-- SHORT EXERCISE --
Extract all lines in the data that contain the word "peut".

-- EXCERPTED DATA --
◆ ◆ ◆
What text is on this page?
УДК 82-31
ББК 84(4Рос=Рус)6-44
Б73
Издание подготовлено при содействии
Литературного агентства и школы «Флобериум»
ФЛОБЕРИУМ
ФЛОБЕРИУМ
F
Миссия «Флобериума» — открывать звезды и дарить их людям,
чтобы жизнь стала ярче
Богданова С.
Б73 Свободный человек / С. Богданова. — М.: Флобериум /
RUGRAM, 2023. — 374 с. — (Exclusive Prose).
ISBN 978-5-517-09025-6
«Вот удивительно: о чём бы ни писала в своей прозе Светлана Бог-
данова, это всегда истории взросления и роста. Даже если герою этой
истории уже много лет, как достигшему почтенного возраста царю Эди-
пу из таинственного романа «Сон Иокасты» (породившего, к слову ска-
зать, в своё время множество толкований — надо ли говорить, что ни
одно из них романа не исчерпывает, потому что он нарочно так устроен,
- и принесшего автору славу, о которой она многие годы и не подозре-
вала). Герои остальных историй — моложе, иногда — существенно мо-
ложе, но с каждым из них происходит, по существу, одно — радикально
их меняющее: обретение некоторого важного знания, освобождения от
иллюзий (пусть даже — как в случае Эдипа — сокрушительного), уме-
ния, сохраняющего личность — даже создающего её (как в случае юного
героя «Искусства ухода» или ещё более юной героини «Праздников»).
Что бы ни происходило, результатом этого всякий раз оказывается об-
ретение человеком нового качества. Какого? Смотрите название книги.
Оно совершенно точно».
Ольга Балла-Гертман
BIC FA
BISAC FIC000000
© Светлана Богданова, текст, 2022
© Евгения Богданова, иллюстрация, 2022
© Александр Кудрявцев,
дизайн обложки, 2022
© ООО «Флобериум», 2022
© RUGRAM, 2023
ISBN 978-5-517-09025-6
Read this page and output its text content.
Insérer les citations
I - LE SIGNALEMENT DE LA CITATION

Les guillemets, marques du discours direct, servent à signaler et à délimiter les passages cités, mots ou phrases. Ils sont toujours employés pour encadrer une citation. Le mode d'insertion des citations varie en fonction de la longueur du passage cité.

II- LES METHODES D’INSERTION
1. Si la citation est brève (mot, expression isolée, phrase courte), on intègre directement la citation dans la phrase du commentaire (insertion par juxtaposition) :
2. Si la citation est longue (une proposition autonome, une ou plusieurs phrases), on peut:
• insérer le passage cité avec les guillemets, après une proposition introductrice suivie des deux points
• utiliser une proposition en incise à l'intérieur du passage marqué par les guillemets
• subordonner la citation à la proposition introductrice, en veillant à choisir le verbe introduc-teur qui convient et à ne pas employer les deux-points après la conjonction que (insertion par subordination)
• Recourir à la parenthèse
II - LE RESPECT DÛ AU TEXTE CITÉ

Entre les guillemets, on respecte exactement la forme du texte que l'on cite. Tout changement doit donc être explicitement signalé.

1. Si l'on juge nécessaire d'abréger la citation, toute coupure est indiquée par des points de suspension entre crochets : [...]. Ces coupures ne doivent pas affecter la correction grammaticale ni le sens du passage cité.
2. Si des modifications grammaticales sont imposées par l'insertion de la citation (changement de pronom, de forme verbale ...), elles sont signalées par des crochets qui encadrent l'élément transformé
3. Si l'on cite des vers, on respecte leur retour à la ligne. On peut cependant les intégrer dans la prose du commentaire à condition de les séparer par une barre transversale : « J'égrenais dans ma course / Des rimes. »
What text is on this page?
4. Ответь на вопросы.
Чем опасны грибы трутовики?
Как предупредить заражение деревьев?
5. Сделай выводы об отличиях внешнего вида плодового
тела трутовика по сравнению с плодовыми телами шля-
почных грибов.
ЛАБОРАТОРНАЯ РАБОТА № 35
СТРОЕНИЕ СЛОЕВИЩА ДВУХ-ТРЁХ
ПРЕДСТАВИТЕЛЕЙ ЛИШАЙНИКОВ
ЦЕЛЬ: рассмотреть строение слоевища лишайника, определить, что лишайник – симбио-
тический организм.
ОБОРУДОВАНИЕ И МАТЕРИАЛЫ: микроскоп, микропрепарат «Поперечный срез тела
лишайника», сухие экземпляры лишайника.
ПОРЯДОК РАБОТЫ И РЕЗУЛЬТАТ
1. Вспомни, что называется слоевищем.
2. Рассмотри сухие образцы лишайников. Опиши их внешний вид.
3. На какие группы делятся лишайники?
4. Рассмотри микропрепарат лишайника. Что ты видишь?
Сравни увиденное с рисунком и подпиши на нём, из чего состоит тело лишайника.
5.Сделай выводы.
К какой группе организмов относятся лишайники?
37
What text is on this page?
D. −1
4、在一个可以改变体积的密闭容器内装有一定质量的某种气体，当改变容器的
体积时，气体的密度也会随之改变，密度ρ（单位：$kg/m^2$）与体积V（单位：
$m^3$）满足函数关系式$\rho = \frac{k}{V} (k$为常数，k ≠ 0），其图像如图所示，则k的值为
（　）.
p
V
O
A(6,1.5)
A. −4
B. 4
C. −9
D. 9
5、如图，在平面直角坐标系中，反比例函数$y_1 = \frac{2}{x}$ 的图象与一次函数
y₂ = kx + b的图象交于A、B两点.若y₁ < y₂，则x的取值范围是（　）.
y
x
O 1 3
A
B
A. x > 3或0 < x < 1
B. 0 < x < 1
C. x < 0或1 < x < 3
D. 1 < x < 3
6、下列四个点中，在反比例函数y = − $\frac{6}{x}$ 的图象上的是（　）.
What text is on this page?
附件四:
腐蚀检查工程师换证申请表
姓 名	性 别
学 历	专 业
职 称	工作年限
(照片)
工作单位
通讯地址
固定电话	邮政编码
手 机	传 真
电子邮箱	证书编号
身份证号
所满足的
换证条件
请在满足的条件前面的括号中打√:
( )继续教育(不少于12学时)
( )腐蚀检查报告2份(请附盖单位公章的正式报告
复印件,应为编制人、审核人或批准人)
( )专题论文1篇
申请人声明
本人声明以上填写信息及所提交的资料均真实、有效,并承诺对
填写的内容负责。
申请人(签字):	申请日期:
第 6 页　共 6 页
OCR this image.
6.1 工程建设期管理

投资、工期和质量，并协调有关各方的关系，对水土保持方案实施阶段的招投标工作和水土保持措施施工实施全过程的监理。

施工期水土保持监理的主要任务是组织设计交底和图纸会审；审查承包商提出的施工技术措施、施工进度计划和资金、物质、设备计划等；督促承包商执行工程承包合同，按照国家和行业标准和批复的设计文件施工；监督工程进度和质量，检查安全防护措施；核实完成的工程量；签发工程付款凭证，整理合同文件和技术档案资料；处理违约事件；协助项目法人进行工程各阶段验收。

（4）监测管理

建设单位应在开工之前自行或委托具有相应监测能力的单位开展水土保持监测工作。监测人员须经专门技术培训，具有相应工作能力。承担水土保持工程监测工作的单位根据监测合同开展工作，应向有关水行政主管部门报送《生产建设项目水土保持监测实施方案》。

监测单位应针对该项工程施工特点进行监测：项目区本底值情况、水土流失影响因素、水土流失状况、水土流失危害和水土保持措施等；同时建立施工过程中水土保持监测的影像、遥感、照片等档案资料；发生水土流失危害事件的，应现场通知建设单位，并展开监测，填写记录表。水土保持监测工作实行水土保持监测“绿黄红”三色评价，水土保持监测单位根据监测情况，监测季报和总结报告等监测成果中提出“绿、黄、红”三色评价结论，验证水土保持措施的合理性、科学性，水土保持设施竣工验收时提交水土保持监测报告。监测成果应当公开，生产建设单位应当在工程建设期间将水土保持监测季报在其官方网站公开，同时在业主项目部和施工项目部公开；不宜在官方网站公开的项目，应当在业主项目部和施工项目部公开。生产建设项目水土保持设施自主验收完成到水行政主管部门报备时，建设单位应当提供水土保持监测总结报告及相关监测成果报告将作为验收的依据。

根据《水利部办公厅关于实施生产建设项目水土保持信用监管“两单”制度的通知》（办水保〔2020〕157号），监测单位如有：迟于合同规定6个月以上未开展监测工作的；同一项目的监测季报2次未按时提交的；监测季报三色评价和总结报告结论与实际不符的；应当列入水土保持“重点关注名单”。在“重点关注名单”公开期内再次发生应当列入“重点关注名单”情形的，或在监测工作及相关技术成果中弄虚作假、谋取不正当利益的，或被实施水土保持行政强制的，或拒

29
◆ ◆ ◆
-- FULL SOLUTION --
2. Si la citation est longue (une proposition autonome, une ou plusieurs phrases), on peut:
3. Si l'on cite des vers, on respecte leur retour à la ligne. On peut cependant les intégrer dans la prose du commentaire à condition de les séparer par une barre transversale : « J'égrenais dans ma course / Des rimes. »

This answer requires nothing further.